## Written exercise
Output all of the data below exactly as given.

Data items

+-------+

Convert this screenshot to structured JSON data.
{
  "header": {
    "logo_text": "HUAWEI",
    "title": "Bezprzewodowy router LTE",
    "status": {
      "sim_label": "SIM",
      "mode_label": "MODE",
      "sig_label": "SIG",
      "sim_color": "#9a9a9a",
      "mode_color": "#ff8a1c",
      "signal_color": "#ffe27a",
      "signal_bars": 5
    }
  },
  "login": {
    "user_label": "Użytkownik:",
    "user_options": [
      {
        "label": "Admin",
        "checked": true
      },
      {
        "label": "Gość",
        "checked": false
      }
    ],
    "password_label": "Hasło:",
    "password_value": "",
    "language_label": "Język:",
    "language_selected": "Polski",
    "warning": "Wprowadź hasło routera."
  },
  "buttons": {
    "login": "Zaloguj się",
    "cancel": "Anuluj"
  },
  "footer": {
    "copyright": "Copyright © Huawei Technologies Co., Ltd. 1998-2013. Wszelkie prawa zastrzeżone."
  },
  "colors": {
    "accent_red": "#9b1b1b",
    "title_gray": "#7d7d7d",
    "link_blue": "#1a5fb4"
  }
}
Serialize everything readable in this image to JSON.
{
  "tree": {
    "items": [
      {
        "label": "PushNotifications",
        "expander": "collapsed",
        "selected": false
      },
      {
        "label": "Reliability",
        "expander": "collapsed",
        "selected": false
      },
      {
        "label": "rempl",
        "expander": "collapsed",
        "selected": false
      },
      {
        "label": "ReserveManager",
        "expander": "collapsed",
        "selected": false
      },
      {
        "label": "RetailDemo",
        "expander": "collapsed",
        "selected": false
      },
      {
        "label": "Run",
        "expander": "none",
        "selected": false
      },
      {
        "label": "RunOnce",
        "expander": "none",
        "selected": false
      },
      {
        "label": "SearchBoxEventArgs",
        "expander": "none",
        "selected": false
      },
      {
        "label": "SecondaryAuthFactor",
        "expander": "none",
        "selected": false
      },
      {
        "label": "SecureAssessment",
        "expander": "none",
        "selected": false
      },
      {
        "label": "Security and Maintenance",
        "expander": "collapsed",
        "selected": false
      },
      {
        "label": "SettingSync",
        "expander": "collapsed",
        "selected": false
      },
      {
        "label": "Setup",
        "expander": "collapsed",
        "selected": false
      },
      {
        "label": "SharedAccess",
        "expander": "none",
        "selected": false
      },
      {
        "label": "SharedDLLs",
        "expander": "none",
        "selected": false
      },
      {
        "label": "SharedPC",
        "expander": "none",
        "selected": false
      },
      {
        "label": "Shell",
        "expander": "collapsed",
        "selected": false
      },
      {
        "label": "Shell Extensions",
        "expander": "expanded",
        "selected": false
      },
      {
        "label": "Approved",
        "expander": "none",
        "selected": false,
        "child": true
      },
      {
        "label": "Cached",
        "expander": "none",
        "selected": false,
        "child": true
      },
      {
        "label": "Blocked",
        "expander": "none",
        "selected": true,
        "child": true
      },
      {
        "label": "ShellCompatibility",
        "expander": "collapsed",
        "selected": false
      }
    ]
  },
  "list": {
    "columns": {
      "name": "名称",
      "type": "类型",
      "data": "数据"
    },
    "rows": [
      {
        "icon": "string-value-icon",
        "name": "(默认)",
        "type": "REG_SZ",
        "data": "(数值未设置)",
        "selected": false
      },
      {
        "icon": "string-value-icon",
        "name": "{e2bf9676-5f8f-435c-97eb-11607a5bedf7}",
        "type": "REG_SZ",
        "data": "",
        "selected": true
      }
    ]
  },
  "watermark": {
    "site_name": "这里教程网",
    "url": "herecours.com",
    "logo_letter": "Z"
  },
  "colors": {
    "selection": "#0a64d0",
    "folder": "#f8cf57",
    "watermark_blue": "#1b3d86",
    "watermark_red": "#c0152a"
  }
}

+-------+

## The reply
Convert this screenshot to structured JSON data.
{
  "header": {
    "logo_text": "HUAWEI",
    "title": "Bezprzewodowy router LTE",
    "status": {
      "sim_label": "SIM",
      "mode_label": "MODE",
      "sig_label": "SIG",
      "sim_color": "#9a9a9a",
      "mode_color": "#ff8a1c",
      "signal_color": "#ffe27a",
      "signal_bars": 5
    }
  },
  "login": {
    "user_label": "Użytkownik:",
    "user_options": [
      {
        "label": "Admin",
        "checked": true
      },
      {
        "label": "Gość",
        "checked": false
      }
    ],
    "password_label": "Hasło:",
    "password_value": "",
    "language_label": "Język:",
    "language_selected": "Polski",
    "warning": "Wprowadź hasło routera."
  },
  "buttons": {
    "login": "Zaloguj się",
    "cancel": "Anuluj"
  },
  "footer": {
    "copyright": "Copyright © Huawei Technologies Co., Ltd. 1998-2013. Wszelkie prawa zastrzeżone."
  },
  "colors": {
    "accent_red": "#9b1b1b",
    "title_gray": "#7d7d7d",
    "link_blue": "#1a5fb4"
  }
}
Serialize everything readable in this image to JSON.
{
  "tree": {
    "items": [
      {
        "label": "PushNotifications",
        "expander": "collapsed",
        "selected": false
      },
      {
        "label": "Reliability",
        "expander": "collapsed",
        "selected": false
      },
      {
        "label": "rempl",
        "expander": "collapsed",
        "selected": false
      },
      {
        "label": "ReserveManager",
        "expander": "collapsed",
        "selected": false
      },
      {
        "label": "RetailDemo",
        "expander": "collapsed",
        "selected": false
      },
      {
        "label": "Run",
        "expander": "none",
        "selected": false
      },
      {
        "label": "RunOnce",
        "expander": "none",
        "selected": false
      },
      {
        "label": "SearchBoxEventArgs",
        "expander": "none",
        "selected": false
      },
      {
        "label": "SecondaryAuthFactor",
        "expander": "none",
        "selected": false
      },
      {
        "label": "SecureAssessment",
        "expander": "none",
        "selected": false
      },
      {
        "label": "Security and Maintenance",
        "expander": "collapsed",
        "selected": false
      },
      {
        "label": "SettingSync",
        "expander": "collapsed",
        "selected": false
      },
      {
        "label": "Setup",
        "expander": "collapsed",
        "selected": false
      },
      {
        "label": "SharedAccess",
        "expander": "none",
        "selected": false
      },
      {
        "label": "SharedDLLs",
        "expander": "none",
        "selected": false
      },
      {
        "label": "SharedPC",
        "expander": "none",
        "selected": false
      },
      {
        "label": "Shell",
        "expander": "collapsed",
        "selected": false
      },
      {
        "label": "Shell Extensions",
        "expander": "expanded",
        "selected": false
      },
      {
        "label": "Approved",
        "expander": "none",
        "selected": false,
        "child": true
      },
      {
        "label": "Cached",
        "expander": "none",
        "selected": false,
        "child": true
      },
      {
        "label": "Blocked",
        "expander": "none",
        "selected": true,
        "child": true
      },
      {
        "label": "ShellCompatibility",
        "expander": "collapsed",
        "selected": false
      }
    ]
  },
  "list": {
    "columns": {
      "name": "名称",
      "type": "类型",
      "data": "数据"
    },
    "rows": [
      {
        "icon": "string-value-icon",
        "name": "(默认)",
        "type": "REG_SZ",
        "data": "(数值未设置)",
        "selected": false
      },
      {
        "icon": "string-value-icon",
        "name": "{e2bf9676-5f8f-435c-97eb-11607a5bedf7}",
        "type": "REG_SZ",
        "data": "",
        "selected": true
      }
    ]
  },
  "watermark": {
    "site_name": "这里教程网",
    "url": "herecours.com",
    "logo_letter": "Z"
  },
  "colors": {
    "selection": "#0a64d0",
    "folder": "#f8cf57",
    "watermark_blue": "#1b3d86",
    "watermark_red": "#c0152a"
  }
}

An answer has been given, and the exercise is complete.